▶ **INFORMATION SHOWN**
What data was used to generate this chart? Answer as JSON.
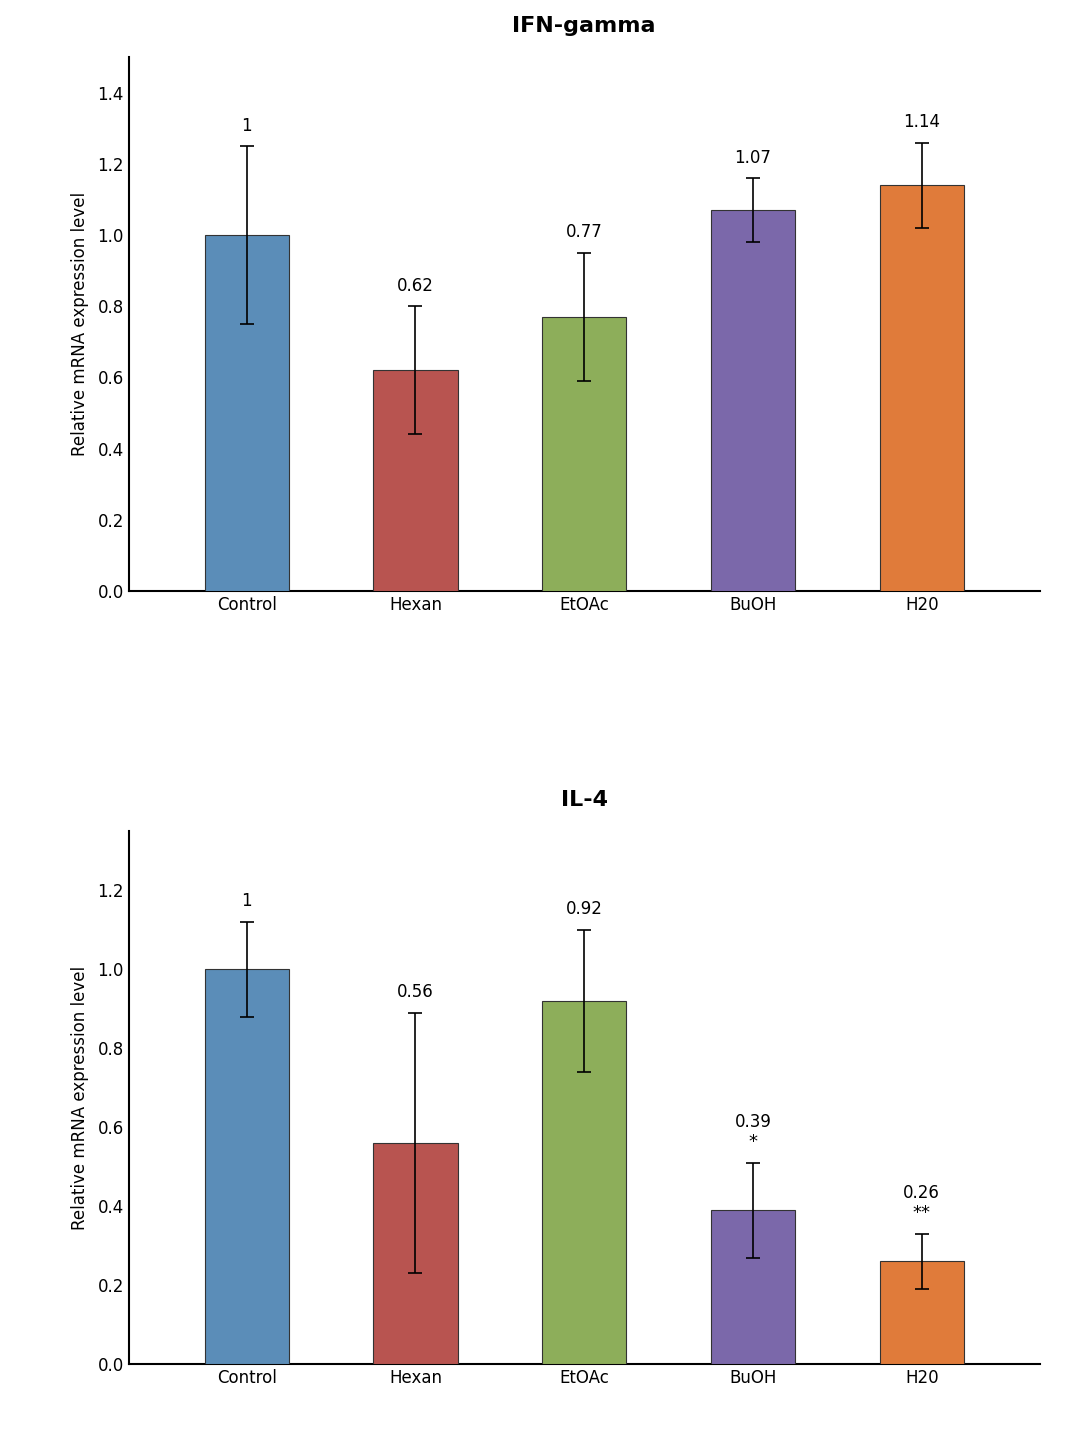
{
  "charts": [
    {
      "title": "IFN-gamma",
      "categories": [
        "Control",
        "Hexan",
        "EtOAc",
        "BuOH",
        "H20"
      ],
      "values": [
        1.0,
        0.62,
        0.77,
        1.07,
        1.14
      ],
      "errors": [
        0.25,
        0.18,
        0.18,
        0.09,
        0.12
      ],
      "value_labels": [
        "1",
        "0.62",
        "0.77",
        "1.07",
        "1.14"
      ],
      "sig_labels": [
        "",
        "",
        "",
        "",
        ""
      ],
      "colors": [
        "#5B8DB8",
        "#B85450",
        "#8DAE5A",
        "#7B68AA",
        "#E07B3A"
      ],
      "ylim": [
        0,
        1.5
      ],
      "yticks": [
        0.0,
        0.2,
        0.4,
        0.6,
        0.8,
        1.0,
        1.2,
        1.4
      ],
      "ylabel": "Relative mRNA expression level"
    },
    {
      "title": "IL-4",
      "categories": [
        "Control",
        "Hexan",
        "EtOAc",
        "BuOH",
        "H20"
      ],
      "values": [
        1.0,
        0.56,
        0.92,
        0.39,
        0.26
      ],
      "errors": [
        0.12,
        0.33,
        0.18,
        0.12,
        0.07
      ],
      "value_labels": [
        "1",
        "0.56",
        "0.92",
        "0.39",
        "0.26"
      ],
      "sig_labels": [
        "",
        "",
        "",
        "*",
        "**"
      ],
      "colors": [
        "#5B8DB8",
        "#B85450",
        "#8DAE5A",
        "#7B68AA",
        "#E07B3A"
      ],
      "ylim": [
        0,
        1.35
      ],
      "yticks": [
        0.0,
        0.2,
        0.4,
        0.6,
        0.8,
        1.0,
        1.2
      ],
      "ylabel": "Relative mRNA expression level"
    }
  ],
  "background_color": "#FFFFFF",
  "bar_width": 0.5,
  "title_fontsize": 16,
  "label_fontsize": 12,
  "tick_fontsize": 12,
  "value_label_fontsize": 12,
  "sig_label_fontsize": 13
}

--

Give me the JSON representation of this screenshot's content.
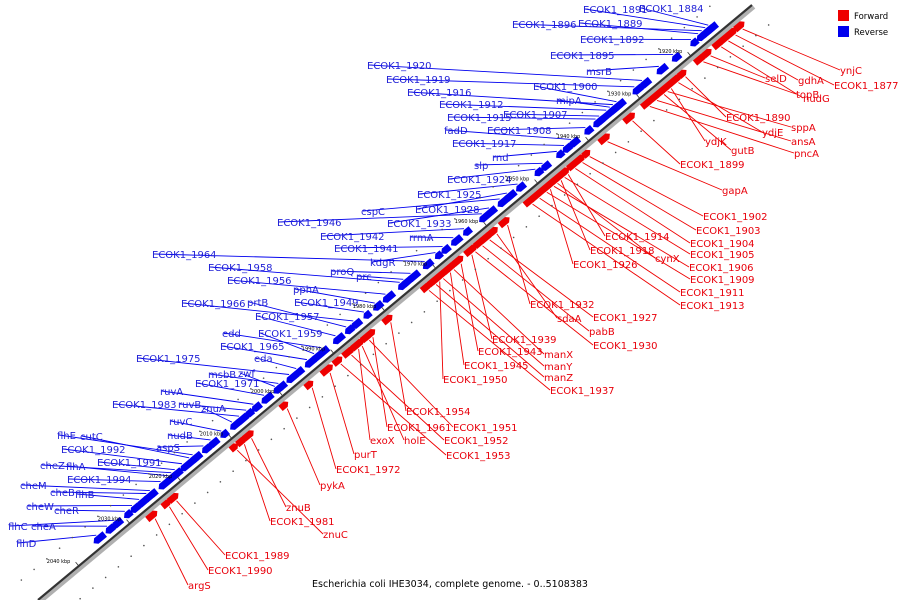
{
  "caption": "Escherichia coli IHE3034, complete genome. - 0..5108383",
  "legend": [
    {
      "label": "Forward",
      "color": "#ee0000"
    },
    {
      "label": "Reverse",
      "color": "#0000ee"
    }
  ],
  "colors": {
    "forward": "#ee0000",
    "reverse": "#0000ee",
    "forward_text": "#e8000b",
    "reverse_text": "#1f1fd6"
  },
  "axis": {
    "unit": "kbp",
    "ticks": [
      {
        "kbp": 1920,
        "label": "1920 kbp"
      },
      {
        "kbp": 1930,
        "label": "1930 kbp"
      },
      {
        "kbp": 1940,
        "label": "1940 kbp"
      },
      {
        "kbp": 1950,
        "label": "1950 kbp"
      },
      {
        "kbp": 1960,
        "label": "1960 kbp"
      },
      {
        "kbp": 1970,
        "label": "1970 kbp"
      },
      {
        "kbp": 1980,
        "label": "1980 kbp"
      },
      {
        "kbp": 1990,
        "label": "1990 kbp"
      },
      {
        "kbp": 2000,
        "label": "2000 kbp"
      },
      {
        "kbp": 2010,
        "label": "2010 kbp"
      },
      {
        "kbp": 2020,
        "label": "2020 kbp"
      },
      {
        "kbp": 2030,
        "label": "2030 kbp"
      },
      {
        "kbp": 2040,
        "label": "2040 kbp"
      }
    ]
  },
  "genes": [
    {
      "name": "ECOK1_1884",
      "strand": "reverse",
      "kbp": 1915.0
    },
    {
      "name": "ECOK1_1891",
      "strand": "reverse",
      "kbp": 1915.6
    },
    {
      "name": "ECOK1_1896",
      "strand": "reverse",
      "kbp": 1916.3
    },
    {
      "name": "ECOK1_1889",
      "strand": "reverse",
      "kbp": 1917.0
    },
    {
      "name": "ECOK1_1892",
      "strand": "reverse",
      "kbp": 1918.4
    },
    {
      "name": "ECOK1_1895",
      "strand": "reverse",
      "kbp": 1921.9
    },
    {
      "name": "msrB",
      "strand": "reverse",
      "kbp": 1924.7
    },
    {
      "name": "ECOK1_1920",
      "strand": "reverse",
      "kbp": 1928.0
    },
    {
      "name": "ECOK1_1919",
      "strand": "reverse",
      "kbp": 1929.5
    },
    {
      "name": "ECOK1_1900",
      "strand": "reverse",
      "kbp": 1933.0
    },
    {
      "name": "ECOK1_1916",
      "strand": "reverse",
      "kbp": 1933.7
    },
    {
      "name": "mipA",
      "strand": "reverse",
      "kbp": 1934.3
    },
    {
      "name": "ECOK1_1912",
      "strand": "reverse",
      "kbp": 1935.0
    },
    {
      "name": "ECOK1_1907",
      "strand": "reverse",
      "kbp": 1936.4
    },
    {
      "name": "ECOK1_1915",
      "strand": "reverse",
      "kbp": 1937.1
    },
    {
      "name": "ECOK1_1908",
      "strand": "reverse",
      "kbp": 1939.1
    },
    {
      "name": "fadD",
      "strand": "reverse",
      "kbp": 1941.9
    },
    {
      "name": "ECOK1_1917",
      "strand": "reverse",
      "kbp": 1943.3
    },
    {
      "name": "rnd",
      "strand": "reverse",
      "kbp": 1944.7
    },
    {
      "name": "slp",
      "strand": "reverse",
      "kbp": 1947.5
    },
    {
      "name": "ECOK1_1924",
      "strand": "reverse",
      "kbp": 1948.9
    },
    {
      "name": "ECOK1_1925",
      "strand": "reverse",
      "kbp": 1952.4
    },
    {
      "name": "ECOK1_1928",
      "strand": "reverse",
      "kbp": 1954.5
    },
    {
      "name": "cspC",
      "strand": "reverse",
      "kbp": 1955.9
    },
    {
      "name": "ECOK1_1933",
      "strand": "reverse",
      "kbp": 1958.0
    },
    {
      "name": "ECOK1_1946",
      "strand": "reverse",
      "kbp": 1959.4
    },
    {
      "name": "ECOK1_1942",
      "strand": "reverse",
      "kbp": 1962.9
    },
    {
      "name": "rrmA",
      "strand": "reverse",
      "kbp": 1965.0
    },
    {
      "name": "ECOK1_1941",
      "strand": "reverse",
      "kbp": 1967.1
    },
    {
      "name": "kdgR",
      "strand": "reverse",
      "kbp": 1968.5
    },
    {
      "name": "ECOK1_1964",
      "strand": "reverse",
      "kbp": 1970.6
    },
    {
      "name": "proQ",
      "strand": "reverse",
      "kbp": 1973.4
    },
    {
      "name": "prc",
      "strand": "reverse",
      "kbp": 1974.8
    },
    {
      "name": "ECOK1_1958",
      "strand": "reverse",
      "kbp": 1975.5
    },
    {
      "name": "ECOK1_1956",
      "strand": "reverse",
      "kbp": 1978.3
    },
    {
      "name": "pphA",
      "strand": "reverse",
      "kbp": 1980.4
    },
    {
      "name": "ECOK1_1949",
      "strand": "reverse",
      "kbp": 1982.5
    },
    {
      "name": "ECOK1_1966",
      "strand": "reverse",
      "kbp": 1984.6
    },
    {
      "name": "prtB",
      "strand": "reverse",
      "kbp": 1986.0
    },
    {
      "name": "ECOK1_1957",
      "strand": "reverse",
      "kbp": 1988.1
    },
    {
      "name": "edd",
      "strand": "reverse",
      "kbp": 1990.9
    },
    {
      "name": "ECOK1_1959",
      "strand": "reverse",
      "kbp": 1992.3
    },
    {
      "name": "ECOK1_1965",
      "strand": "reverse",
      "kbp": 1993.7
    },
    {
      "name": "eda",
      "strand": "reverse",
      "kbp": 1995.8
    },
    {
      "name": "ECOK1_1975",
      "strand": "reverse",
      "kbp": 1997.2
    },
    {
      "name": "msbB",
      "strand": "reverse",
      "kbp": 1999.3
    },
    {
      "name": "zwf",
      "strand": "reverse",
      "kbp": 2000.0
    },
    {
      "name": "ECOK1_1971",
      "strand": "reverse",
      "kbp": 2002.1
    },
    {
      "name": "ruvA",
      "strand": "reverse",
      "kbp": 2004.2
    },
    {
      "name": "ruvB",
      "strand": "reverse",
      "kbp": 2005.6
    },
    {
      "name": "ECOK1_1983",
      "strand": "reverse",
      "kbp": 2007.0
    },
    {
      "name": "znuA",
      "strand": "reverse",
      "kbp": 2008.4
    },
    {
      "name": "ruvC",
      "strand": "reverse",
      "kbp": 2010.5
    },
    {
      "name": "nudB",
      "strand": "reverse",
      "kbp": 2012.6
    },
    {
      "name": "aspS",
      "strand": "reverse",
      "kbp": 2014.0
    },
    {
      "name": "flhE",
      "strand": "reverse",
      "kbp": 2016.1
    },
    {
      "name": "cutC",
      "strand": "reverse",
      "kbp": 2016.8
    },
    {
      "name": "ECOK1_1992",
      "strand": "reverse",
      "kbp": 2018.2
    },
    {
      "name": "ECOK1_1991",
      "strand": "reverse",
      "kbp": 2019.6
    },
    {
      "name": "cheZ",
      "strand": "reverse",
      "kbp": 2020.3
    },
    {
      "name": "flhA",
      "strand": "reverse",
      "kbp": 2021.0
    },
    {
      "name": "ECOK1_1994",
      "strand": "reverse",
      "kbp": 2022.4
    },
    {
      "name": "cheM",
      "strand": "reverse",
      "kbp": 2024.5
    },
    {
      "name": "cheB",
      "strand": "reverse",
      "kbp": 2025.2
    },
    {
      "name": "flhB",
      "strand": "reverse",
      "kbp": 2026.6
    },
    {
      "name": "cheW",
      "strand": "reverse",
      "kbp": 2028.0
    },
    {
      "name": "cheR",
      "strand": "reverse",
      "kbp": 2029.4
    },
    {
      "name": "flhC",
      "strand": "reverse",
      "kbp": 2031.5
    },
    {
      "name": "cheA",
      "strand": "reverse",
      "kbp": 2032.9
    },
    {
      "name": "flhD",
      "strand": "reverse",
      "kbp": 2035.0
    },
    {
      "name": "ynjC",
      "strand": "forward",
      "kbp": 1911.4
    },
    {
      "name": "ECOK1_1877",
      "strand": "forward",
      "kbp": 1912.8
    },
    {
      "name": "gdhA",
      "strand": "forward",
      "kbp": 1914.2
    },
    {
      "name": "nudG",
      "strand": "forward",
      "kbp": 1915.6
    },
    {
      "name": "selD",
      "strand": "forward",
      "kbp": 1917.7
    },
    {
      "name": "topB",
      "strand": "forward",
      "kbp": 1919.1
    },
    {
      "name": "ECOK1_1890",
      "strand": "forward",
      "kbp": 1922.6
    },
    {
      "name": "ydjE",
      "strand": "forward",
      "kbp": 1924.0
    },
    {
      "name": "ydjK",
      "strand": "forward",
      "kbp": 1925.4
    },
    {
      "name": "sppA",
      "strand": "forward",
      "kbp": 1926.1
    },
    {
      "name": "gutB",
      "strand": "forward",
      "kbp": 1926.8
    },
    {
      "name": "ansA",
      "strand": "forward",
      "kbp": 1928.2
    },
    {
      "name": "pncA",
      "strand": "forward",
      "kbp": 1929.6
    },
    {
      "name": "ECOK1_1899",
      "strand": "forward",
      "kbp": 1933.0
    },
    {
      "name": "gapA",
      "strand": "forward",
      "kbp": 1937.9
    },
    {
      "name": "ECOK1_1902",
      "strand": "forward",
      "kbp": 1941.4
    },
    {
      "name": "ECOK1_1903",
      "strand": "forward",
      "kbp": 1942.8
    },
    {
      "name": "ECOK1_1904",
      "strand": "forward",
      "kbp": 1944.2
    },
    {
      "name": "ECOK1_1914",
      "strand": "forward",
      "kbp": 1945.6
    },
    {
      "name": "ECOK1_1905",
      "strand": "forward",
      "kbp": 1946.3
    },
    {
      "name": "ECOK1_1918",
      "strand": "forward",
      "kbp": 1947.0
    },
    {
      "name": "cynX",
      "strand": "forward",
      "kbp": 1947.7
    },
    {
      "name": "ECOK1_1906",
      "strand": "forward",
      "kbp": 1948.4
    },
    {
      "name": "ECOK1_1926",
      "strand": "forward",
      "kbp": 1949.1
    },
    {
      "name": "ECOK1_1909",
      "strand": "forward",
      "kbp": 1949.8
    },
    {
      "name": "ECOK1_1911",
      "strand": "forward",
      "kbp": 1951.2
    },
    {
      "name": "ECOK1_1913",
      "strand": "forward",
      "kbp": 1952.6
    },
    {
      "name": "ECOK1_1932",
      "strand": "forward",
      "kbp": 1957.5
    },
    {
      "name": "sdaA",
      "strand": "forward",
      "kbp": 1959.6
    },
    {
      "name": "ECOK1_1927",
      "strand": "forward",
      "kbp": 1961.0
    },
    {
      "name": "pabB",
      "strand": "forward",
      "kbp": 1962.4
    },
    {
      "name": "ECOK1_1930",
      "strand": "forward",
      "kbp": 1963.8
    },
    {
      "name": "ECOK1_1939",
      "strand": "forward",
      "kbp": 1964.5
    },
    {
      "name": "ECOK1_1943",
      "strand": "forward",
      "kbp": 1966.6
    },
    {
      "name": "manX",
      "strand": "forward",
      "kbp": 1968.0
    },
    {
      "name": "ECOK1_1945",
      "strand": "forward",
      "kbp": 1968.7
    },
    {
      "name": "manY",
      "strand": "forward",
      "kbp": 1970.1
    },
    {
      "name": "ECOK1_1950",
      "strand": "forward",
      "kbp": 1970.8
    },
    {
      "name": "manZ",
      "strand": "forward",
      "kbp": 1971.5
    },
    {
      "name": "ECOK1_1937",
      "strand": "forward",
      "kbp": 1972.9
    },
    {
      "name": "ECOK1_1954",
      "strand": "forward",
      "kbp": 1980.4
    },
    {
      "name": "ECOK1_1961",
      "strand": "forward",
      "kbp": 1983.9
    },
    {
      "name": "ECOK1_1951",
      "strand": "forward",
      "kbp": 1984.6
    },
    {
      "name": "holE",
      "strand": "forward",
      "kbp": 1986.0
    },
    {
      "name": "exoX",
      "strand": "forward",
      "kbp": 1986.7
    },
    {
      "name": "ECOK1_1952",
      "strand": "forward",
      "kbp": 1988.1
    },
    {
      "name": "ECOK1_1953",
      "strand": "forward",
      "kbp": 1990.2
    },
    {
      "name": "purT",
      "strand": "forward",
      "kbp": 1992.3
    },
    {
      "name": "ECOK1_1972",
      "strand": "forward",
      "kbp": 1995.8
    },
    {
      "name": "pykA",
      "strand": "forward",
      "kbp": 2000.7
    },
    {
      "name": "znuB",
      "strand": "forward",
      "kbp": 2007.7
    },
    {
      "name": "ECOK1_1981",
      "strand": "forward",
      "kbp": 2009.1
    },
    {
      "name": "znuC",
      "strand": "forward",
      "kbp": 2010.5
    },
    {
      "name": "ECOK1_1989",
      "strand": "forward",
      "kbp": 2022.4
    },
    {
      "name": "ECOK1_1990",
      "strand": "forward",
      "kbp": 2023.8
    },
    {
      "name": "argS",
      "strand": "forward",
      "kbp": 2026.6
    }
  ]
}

▶ **PROBLEM REQUIREMENTS**
With "this" as the string to find, copy every line of the records that holds it.

▶ **THE ANSWER**
What data was used to generate this chart? Answer as JSON.
Give me the JSON representation of this screenshot's content.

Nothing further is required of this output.